**GOAL:** Exactly repeat all the records below, omitting the images they hold.

(Records from a dataset)
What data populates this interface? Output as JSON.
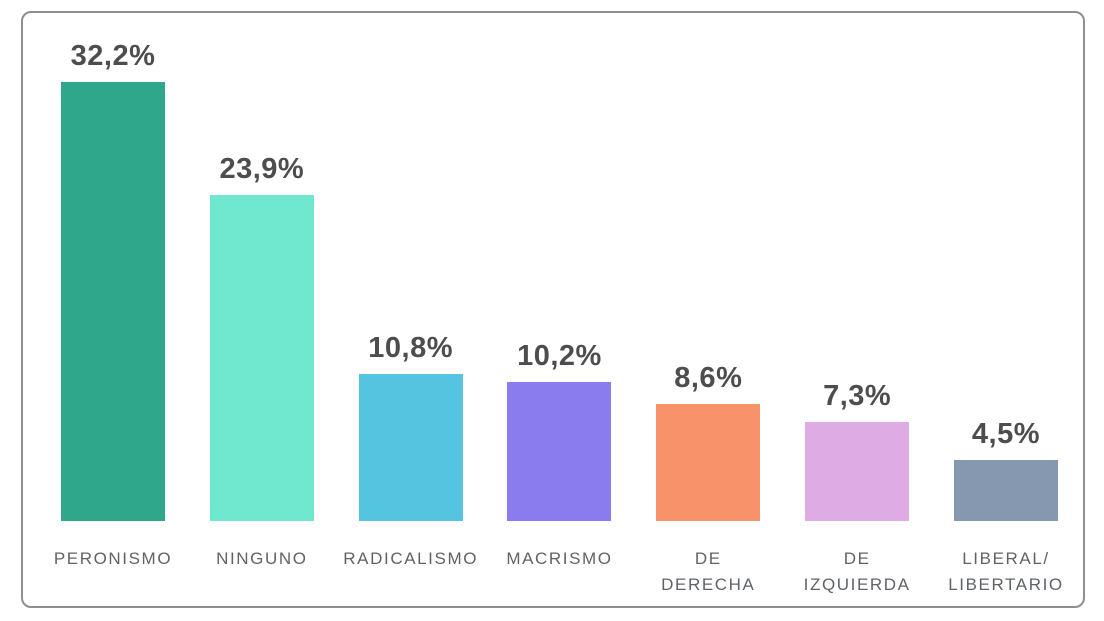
{
  "chart_data": {
    "type": "bar",
    "categories": [
      "PERONISMO",
      "NINGUNO",
      "RADICALISMO",
      "MACRISMO",
      "DE DERECHA",
      "DE IZQUIERDA",
      "LIBERAL/\nLIBERTARIO"
    ],
    "values": [
      32.2,
      23.9,
      10.8,
      10.2,
      8.6,
      7.3,
      4.5
    ],
    "value_labels": [
      "32,2%",
      "23,9%",
      "10,8%",
      "10,2%",
      "8,6%",
      "7,3%",
      "4,5%"
    ],
    "bar_colors": [
      "#2ea78b",
      "#6fe8cf",
      "#55c4e0",
      "#8a7bef",
      "#f8926a",
      "#dfabe4",
      "#8598b0"
    ],
    "title": "",
    "xlabel": "",
    "ylabel": "",
    "ylim": [
      0,
      34
    ],
    "grid": false,
    "legend": "none",
    "value_label_color": "#4d4d4d",
    "category_label_color": "#5f6368",
    "frame_border_color": "#8f8f8f",
    "background": "#ffffff"
  }
}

**SOLUTION:**
What data populates this interface? Output as JSON.
{
  "chart_data": {
    "type": "bar",
    "categories": [
      "PERONISMO",
      "NINGUNO",
      "RADICALISMO",
      "MACRISMO",
      "DE DERECHA",
      "DE IZQUIERDA",
      "LIBERAL/\nLIBERTARIO"
    ],
    "values": [
      32.2,
      23.9,
      10.8,
      10.2,
      8.6,
      7.3,
      4.5
    ],
    "value_labels": [
      "32,2%",
      "23,9%",
      "10,8%",
      "10,2%",
      "8,6%",
      "7,3%",
      "4,5%"
    ],
    "bar_colors": [
      "#2ea78b",
      "#6fe8cf",
      "#55c4e0",
      "#8a7bef",
      "#f8926a",
      "#dfabe4",
      "#8598b0"
    ],
    "title": "",
    "xlabel": "",
    "ylabel": "",
    "ylim": [
      0,
      34
    ],
    "grid": false,
    "legend": "none",
    "value_label_color": "#4d4d4d",
    "category_label_color": "#5f6368",
    "frame_border_color": "#8f8f8f",
    "background": "#ffffff"
  }
}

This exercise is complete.